**Your goal:** For each line of the data below that holds "postérieurs", copy the line.

##### Given records

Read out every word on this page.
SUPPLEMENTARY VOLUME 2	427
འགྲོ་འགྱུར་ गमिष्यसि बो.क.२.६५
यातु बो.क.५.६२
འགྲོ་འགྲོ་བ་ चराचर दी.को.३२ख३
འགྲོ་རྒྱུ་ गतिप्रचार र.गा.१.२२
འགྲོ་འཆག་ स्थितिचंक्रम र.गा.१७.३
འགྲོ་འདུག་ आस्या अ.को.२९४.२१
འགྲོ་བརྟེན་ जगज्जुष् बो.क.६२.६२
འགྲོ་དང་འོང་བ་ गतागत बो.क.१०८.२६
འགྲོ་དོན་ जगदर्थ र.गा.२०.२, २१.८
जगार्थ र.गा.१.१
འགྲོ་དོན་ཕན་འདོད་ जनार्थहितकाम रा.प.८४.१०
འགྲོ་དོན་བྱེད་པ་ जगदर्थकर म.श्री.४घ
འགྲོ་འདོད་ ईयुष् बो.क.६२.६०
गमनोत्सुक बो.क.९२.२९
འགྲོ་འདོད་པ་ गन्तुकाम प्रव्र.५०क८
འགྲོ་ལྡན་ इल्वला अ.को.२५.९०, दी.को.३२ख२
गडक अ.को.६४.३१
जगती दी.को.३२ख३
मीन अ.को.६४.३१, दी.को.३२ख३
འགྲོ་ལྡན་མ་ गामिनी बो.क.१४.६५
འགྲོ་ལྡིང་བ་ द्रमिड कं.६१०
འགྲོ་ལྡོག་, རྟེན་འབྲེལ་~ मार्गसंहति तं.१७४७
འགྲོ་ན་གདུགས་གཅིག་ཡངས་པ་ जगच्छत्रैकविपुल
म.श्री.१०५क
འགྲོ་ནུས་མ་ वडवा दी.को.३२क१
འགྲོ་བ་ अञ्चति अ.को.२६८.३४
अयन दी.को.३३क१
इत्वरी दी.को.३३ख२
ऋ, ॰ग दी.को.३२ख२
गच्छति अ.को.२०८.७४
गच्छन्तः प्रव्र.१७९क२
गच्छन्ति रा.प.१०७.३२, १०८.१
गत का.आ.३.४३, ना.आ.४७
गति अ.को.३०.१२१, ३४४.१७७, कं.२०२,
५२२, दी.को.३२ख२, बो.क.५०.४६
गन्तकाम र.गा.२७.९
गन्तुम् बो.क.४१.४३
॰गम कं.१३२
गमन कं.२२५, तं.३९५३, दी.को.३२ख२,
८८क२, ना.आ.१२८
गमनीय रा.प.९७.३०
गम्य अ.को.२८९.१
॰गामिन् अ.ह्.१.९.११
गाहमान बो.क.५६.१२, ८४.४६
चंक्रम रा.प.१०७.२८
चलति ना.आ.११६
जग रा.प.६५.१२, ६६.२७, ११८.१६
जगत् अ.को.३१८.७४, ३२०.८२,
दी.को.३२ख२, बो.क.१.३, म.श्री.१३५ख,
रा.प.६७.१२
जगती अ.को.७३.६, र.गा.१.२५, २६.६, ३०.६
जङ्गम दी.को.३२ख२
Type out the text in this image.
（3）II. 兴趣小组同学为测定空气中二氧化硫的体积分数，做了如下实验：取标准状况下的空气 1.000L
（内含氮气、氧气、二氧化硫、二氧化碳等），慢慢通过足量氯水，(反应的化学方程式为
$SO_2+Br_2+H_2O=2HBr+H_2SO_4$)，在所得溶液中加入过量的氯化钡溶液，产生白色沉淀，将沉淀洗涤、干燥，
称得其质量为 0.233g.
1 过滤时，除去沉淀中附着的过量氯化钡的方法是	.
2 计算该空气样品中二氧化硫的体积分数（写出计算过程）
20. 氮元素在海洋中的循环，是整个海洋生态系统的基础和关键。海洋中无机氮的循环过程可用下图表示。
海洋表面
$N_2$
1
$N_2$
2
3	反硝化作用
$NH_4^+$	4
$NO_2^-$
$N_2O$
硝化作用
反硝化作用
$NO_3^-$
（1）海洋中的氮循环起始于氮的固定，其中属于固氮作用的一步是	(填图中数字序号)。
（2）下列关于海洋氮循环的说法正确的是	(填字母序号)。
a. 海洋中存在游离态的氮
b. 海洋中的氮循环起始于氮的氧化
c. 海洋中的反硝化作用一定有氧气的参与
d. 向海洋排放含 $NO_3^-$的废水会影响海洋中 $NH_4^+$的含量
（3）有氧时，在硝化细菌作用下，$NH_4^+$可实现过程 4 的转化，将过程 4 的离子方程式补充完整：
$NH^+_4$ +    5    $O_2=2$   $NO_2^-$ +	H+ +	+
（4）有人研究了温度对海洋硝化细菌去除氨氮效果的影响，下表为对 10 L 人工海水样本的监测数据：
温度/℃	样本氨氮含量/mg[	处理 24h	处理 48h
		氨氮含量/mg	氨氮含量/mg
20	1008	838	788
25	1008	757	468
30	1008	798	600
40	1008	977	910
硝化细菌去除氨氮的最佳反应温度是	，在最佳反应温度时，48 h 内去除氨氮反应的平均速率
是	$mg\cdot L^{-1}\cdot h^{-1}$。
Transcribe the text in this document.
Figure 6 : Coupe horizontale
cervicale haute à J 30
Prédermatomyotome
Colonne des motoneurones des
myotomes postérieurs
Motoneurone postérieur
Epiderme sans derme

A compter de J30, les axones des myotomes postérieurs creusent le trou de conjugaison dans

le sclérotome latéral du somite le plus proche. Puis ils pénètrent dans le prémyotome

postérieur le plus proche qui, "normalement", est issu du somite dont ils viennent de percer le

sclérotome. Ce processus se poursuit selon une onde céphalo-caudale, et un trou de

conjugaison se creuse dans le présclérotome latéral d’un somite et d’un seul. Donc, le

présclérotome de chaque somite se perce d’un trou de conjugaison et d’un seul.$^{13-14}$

##########

**Final result:**
myotomes postérieurs
A compter de J30, les axones des myotomes postérieurs creusent le trou de conjugaison dans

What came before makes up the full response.